▸ **YOUR GOAL**
Make an exact copy of the lines, leaving the pictures out.

┄┄┄┄┄┄

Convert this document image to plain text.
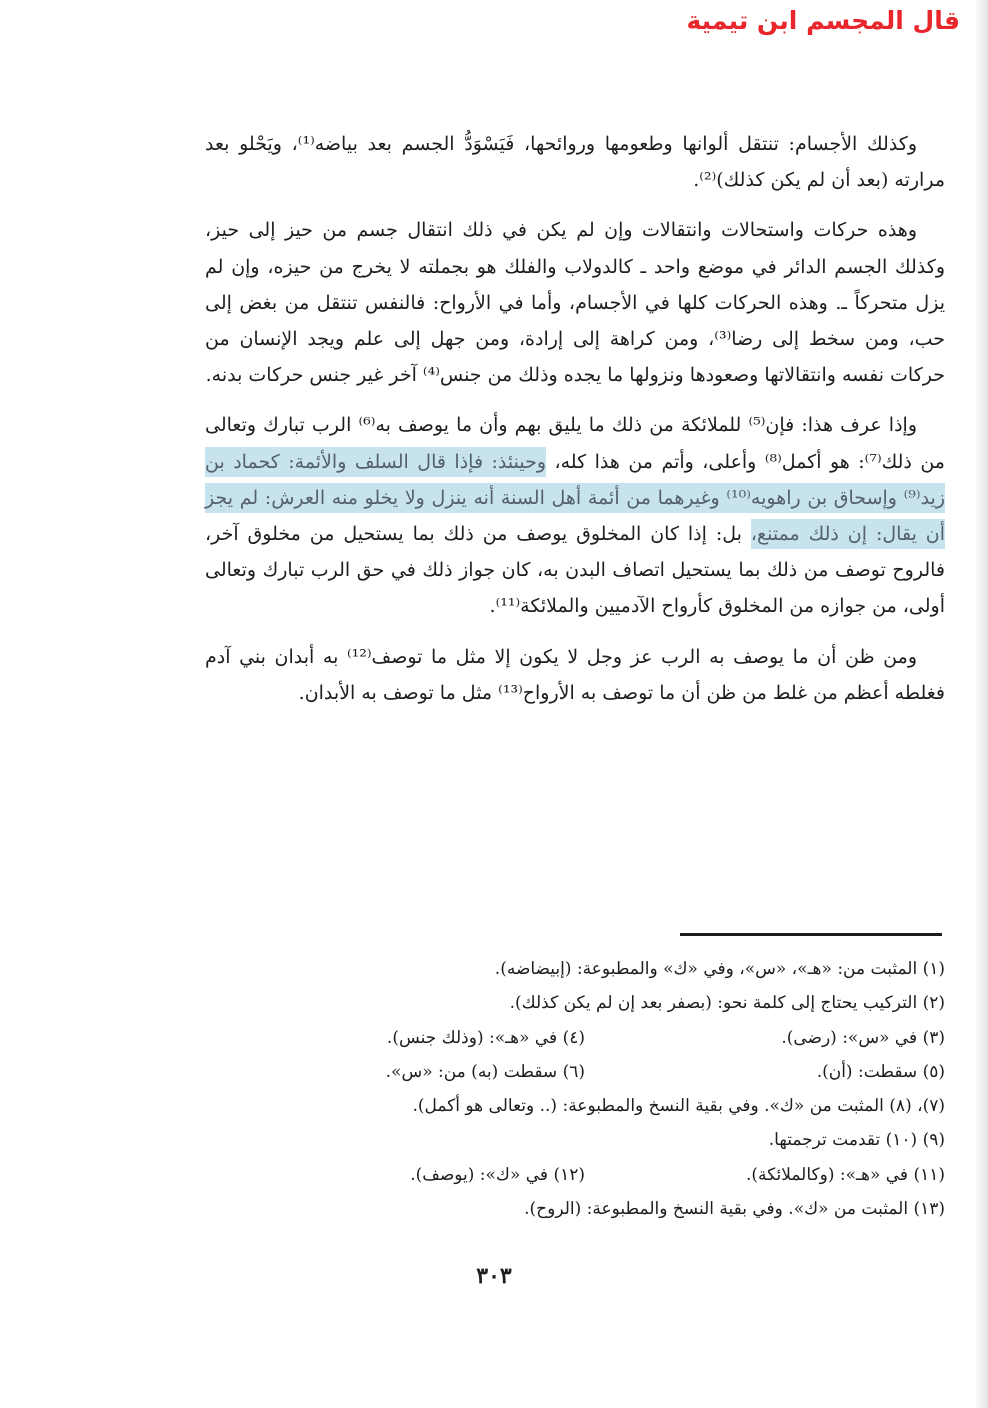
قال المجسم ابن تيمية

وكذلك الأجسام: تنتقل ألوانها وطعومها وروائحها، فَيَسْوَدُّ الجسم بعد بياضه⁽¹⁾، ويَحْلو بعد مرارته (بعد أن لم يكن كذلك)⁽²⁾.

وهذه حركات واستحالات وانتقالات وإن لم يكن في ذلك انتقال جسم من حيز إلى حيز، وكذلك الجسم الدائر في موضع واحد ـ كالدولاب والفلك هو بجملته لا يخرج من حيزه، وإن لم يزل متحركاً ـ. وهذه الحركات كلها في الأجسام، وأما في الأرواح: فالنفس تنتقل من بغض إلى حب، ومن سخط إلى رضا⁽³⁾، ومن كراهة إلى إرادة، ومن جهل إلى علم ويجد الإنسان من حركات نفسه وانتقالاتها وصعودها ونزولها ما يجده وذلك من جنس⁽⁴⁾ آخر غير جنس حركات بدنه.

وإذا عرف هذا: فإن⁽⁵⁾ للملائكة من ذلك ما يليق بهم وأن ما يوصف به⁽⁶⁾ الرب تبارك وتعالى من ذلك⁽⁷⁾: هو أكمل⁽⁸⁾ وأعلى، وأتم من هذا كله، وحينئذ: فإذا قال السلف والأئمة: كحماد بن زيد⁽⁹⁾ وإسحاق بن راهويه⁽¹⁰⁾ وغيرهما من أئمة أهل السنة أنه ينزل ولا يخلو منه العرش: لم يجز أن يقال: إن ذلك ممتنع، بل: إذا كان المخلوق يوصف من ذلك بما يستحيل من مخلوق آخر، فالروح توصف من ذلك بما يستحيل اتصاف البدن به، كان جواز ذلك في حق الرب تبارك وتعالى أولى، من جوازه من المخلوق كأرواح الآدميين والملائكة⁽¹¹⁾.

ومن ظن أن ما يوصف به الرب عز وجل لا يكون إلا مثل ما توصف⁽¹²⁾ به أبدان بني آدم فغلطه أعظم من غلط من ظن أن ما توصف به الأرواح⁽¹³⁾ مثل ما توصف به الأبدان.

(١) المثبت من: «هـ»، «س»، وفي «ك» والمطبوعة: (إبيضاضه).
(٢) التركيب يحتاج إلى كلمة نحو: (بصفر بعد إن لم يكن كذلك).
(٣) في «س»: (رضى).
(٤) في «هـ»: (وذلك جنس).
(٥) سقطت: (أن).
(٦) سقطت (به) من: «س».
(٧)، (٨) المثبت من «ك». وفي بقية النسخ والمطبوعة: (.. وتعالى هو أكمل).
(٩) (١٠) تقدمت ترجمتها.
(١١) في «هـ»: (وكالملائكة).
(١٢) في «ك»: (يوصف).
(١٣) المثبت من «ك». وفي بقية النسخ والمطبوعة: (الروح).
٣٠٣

┄┄┄┄┄┄

▸ **WRITTEN REPLY**
Convert this document image to plain text.
قال المجسم ابن تيمية

وكذلك الأجسام: تنتقل ألوانها وطعومها وروائحها، فَيَسْوَدُّ الجسم بعد بياضه⁽¹⁾، ويَحْلو بعد مرارته (بعد أن لم يكن كذلك)⁽²⁾.

وهذه حركات واستحالات وانتقالات وإن لم يكن في ذلك انتقال جسم من حيز إلى حيز، وكذلك الجسم الدائر في موضع واحد ـ كالدولاب والفلك هو بجملته لا يخرج من حيزه، وإن لم يزل متحركاً ـ. وهذه الحركات كلها في الأجسام، وأما في الأرواح: فالنفس تنتقل من بغض إلى حب، ومن سخط إلى رضا⁽³⁾، ومن كراهة إلى إرادة، ومن جهل إلى علم ويجد الإنسان من حركات نفسه وانتقالاتها وصعودها ونزولها ما يجده وذلك من جنس⁽⁴⁾ آخر غير جنس حركات بدنه.

وإذا عرف هذا: فإن⁽⁵⁾ للملائكة من ذلك ما يليق بهم وأن ما يوصف به⁽⁶⁾ الرب تبارك وتعالى من ذلك⁽⁷⁾: هو أكمل⁽⁸⁾ وأعلى، وأتم من هذا كله، وحينئذ: فإذا قال السلف والأئمة: كحماد بن زيد⁽⁹⁾ وإسحاق بن راهويه⁽¹⁰⁾ وغيرهما من أئمة أهل السنة أنه ينزل ولا يخلو منه العرش: لم يجز أن يقال: إن ذلك ممتنع، بل: إذا كان المخلوق يوصف من ذلك بما يستحيل من مخلوق آخر، فالروح توصف من ذلك بما يستحيل اتصاف البدن به، كان جواز ذلك في حق الرب تبارك وتعالى أولى، من جوازه من المخلوق كأرواح الآدميين والملائكة⁽¹¹⁾.

ومن ظن أن ما يوصف به الرب عز وجل لا يكون إلا مثل ما توصف⁽¹²⁾ به أبدان بني آدم فغلطه أعظم من غلط من ظن أن ما توصف به الأرواح⁽¹³⁾ مثل ما توصف به الأبدان.

(١) المثبت من: «هـ»، «س»، وفي «ك» والمطبوعة: (إبيضاضه).
(٢) التركيب يحتاج إلى كلمة نحو: (بصفر بعد إن لم يكن كذلك).
(٣) في «س»: (رضى).
(٤) في «هـ»: (وذلك جنس).
(٥) سقطت: (أن).
(٦) سقطت (به) من: «س».
(٧)، (٨) المثبت من «ك». وفي بقية النسخ والمطبوعة: (.. وتعالى هو أكمل).
(٩) (١٠) تقدمت ترجمتها.
(١١) في «هـ»: (وكالملائكة).
(١٢) في «ك»: (يوصف).
(١٣) المثبت من «ك». وفي بقية النسخ والمطبوعة: (الروح).
٣٠٣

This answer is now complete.